Short task:
Only the lines holding the string "content" are needed. Copy each one.

── Provided entries

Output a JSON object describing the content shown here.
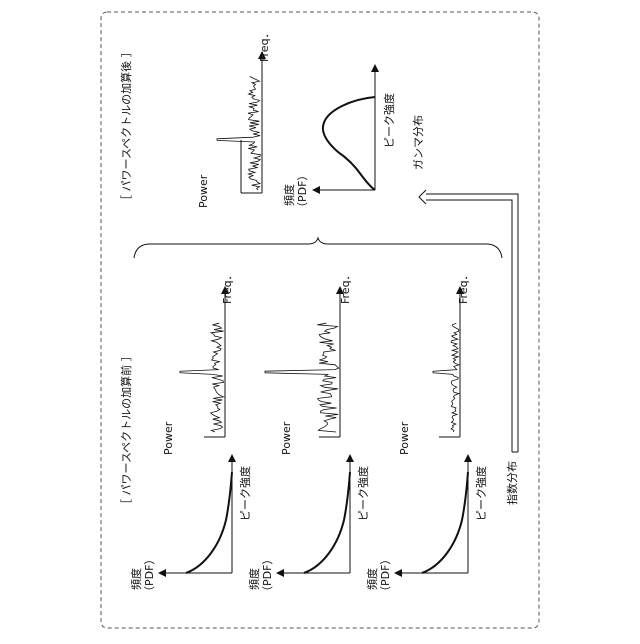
{
  "labels": {
    "before_section": "［ パワースペクトルの加算前 ］",
    "after_section": "［ パワースペクトルの加算後 ］",
    "freq": "Freq．",
    "power": "Power",
    "peak_intensity": "ピーク強度",
    "frequency": "頻度",
    "pdf": "（PDF）",
    "exponential": "指数分布",
    "gamma": "ガンマ分布"
  },
  "rows": [
    {
      "id": "row1",
      "spectrum": "high-noise"
    },
    {
      "id": "row2",
      "spectrum": "higher-noise"
    },
    {
      "id": "row3",
      "spectrum": "low-noise"
    }
  ],
  "summed": {
    "distribution": "gamma",
    "spectrum": "single-peak-low-noise"
  }
}
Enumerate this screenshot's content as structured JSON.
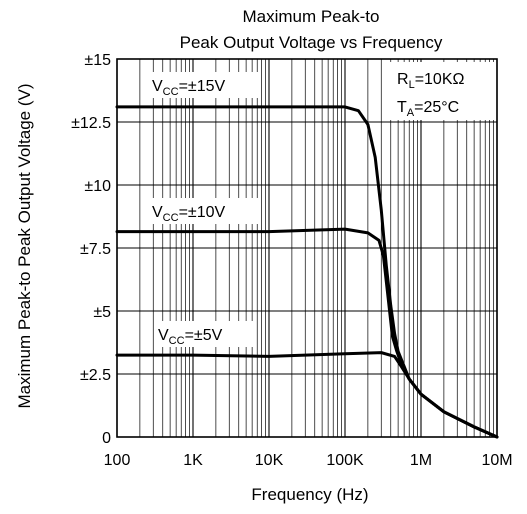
{
  "chart_data": {
    "type": "line",
    "title_lines": [
      "Maximum Peak-to",
      "Peak Output Voltage vs Frequency"
    ],
    "xlabel": "Frequency (Hz)",
    "ylabel": "Maximum Peak-to Peak Output Voltage (V)",
    "x_scale": "log",
    "xlim": [
      100,
      10000000
    ],
    "ylim": [
      0,
      15
    ],
    "x_ticks": [
      {
        "value": 100,
        "label": "100"
      },
      {
        "value": 1000,
        "label": "1K"
      },
      {
        "value": 10000,
        "label": "10K"
      },
      {
        "value": 100000,
        "label": "100K"
      },
      {
        "value": 1000000,
        "label": "1M"
      },
      {
        "value": 10000000,
        "label": "10M"
      }
    ],
    "y_ticks": [
      {
        "value": 0,
        "label": "0"
      },
      {
        "value": 2.5,
        "label": "±2.5"
      },
      {
        "value": 5,
        "label": "±5"
      },
      {
        "value": 7.5,
        "label": "±7.5"
      },
      {
        "value": 10,
        "label": "±10"
      },
      {
        "value": 12.5,
        "label": "±12.5"
      },
      {
        "value": 15,
        "label": "±15"
      }
    ],
    "grid": true,
    "annotation": {
      "lines": [
        {
          "main": "R",
          "sub": "L",
          "rest": "=10KΩ"
        },
        {
          "main": "T",
          "sub": "A",
          "rest": "=25°C"
        }
      ],
      "position": "top-right"
    },
    "series": [
      {
        "name_main": "V",
        "name_sub": "CC",
        "name_rest": "=±15V",
        "points": [
          [
            100,
            13.1
          ],
          [
            1000,
            13.1
          ],
          [
            10000,
            13.1
          ],
          [
            100000,
            13.1
          ],
          [
            150000,
            12.95
          ],
          [
            200000,
            12.4
          ],
          [
            250000,
            11.1
          ],
          [
            300000,
            9.0
          ],
          [
            350000,
            6.8
          ],
          [
            400000,
            5.2
          ],
          [
            450000,
            4.1
          ],
          [
            500000,
            3.4
          ],
          [
            700000,
            2.3
          ],
          [
            1000000,
            1.7
          ],
          [
            2000000,
            1.0
          ],
          [
            5000000,
            0.4
          ],
          [
            10000000,
            0
          ]
        ]
      },
      {
        "name_main": "V",
        "name_sub": "CC",
        "name_rest": "=±10V",
        "points": [
          [
            100,
            8.15
          ],
          [
            1000,
            8.15
          ],
          [
            10000,
            8.15
          ],
          [
            100000,
            8.25
          ],
          [
            200000,
            8.1
          ],
          [
            280000,
            7.8
          ],
          [
            320000,
            7.2
          ],
          [
            370000,
            5.5
          ],
          [
            420000,
            4.0
          ],
          [
            480000,
            3.4
          ],
          [
            550000,
            2.9
          ],
          [
            700000,
            2.3
          ],
          [
            1000000,
            1.7
          ],
          [
            2000000,
            1.0
          ],
          [
            5000000,
            0.4
          ],
          [
            10000000,
            0
          ]
        ]
      },
      {
        "name_main": "V",
        "name_sub": "CC",
        "name_rest": "=±5V",
        "points": [
          [
            100,
            3.25
          ],
          [
            1000,
            3.25
          ],
          [
            10000,
            3.2
          ],
          [
            100000,
            3.3
          ],
          [
            300000,
            3.35
          ],
          [
            450000,
            3.2
          ],
          [
            550000,
            2.8
          ],
          [
            700000,
            2.3
          ],
          [
            1000000,
            1.7
          ],
          [
            2000000,
            1.0
          ],
          [
            5000000,
            0.4
          ],
          [
            10000000,
            0
          ]
        ]
      }
    ]
  }
}
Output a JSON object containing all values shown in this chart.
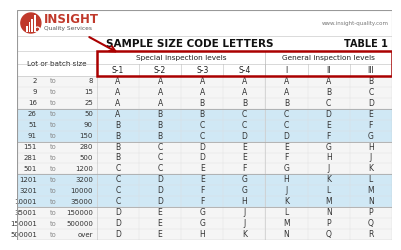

────

Reply to the task:
Output a JSON object describing the content shown here.
Enumerate this screenshot's content as structured JSON.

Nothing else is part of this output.